***** EXTRACTED MATERIAL
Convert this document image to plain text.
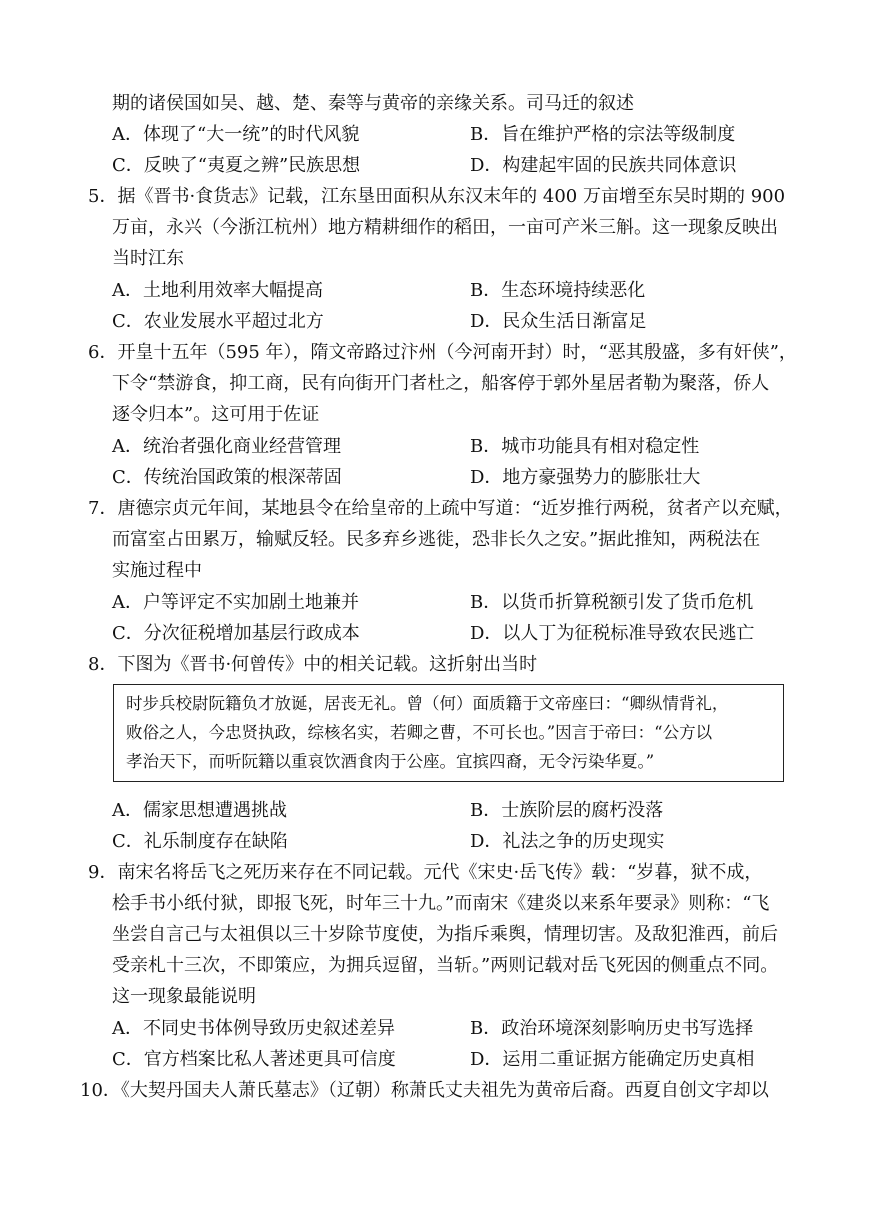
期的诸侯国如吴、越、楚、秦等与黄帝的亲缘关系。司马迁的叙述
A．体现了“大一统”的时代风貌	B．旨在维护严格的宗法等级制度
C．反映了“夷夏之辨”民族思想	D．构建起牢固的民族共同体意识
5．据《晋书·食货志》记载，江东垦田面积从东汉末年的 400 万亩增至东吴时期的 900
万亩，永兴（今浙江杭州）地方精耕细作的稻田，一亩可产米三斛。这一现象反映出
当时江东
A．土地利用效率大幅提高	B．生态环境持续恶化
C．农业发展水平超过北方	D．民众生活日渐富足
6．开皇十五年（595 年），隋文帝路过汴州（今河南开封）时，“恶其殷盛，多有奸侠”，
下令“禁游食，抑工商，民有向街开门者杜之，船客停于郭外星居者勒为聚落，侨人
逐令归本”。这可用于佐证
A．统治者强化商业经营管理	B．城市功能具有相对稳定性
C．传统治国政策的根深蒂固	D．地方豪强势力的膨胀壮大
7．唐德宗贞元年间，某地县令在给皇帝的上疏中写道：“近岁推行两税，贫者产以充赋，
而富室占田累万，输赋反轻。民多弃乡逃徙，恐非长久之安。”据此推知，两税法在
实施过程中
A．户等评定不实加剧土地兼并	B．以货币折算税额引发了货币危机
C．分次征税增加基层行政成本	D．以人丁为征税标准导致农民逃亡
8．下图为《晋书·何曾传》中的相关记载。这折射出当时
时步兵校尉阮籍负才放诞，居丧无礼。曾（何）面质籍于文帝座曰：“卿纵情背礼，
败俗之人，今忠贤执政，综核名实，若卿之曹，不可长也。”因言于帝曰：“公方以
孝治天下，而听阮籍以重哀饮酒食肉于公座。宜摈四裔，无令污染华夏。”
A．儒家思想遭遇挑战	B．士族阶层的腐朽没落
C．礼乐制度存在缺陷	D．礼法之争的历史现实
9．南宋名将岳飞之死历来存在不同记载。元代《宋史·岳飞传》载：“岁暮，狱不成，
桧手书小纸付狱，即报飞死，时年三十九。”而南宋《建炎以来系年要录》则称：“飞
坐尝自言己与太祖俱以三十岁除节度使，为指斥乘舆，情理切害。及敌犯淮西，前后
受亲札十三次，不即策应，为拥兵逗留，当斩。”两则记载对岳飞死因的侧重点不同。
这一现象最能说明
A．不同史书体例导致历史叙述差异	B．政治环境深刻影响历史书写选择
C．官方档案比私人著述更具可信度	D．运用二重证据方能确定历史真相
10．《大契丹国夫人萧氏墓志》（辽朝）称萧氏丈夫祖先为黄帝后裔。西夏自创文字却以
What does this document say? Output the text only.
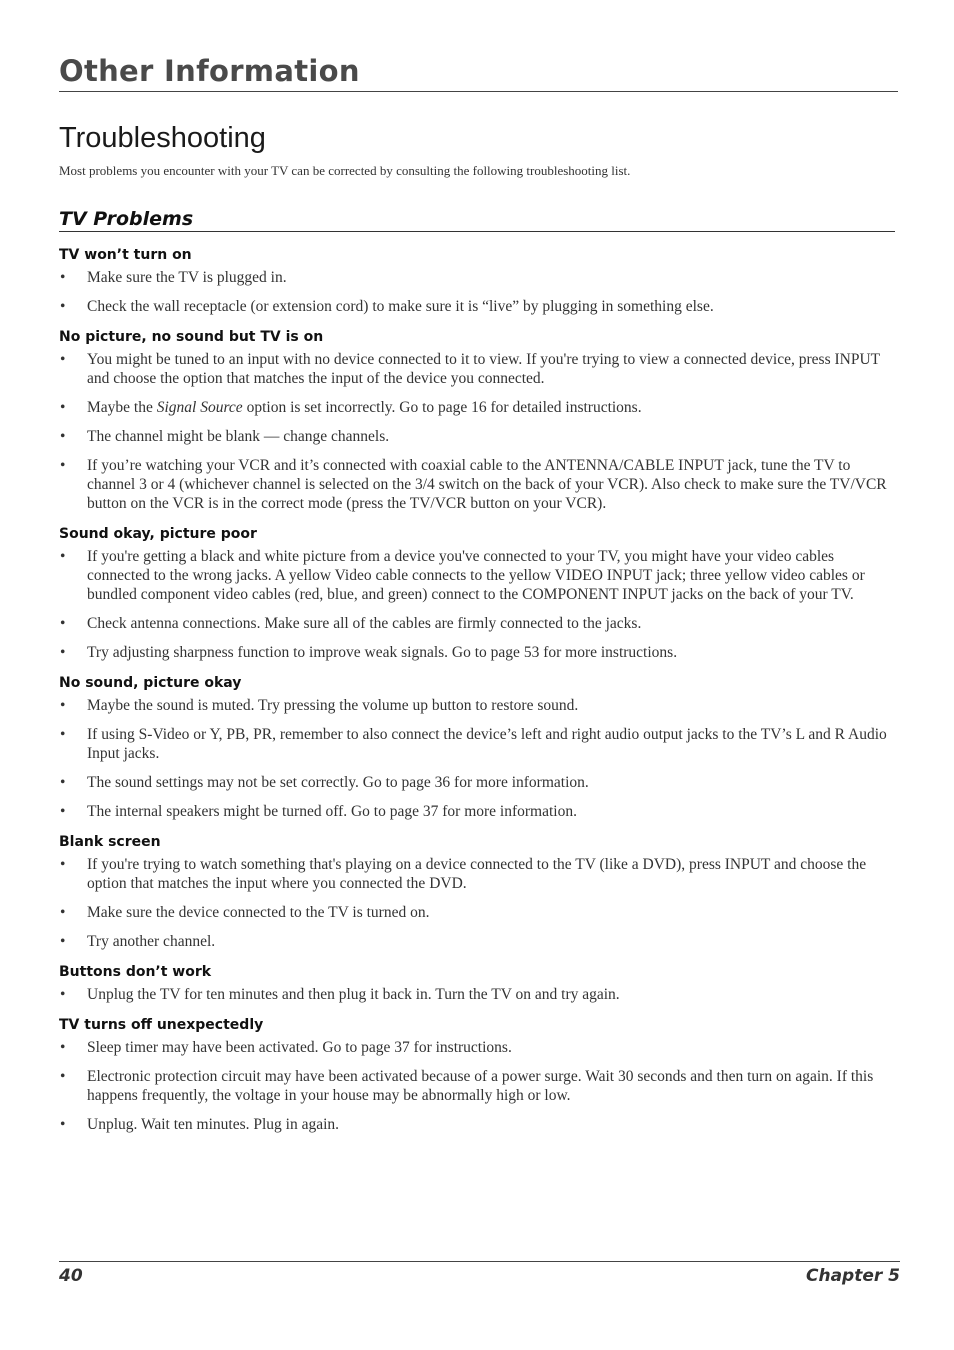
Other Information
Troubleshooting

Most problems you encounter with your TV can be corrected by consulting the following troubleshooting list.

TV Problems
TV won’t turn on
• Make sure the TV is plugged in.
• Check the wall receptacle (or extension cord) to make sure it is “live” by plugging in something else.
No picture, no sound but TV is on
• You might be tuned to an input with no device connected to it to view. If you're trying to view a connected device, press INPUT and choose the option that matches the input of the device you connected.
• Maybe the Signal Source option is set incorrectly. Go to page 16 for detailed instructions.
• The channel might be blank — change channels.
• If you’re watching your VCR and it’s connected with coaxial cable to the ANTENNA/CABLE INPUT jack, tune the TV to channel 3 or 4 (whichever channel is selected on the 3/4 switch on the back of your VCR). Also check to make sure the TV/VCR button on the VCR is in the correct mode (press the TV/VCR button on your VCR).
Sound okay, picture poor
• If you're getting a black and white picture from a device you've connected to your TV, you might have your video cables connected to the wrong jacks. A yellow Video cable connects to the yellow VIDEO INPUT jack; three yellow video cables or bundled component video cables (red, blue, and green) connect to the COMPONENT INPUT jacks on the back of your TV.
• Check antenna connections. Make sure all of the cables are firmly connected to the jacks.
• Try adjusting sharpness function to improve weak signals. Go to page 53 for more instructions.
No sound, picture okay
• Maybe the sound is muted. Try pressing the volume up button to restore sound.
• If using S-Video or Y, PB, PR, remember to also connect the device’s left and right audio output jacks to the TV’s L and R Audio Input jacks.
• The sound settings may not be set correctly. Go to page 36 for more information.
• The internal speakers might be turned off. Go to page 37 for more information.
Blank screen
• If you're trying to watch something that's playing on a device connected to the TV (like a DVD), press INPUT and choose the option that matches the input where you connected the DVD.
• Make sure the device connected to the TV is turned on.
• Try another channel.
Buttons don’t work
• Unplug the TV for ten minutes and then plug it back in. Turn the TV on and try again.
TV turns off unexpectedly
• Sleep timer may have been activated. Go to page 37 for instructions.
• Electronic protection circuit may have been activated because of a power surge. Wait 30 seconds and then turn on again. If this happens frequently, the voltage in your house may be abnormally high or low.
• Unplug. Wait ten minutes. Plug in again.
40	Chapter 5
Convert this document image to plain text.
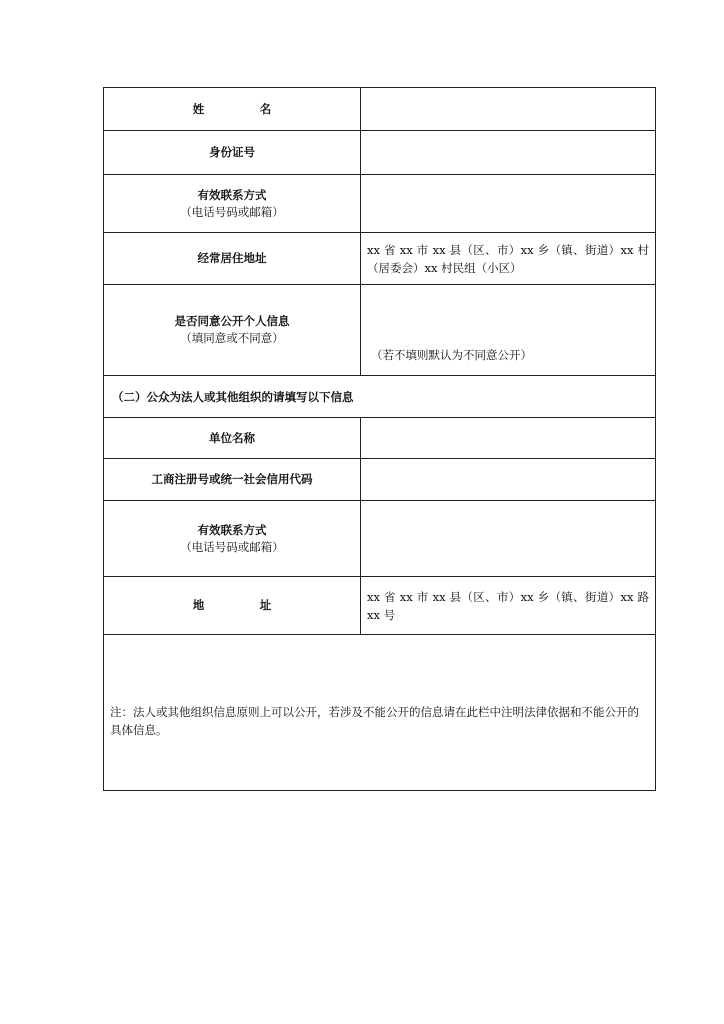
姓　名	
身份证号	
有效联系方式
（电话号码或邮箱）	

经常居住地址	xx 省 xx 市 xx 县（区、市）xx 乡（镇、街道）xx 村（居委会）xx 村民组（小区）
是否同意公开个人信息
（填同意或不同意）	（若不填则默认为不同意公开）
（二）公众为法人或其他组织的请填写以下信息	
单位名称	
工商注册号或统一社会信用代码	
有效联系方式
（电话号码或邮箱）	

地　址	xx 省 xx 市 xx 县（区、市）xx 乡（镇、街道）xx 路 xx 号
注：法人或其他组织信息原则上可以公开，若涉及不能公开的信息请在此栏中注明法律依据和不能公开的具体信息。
**********
:: WHAT NEEDS TO BE DONE ::
Find each line holding the string "instructions" and copy it out.

:: WRITTEN REPLY ::
• Maybe the Signal Source option is set incorrectly. Go to page 16 for detailed instructions.
• Try adjusting sharpness function to improve weak signals. Go to page 53 for more instructions.
• Sleep timer may have been activated. Go to page 37 for instructions.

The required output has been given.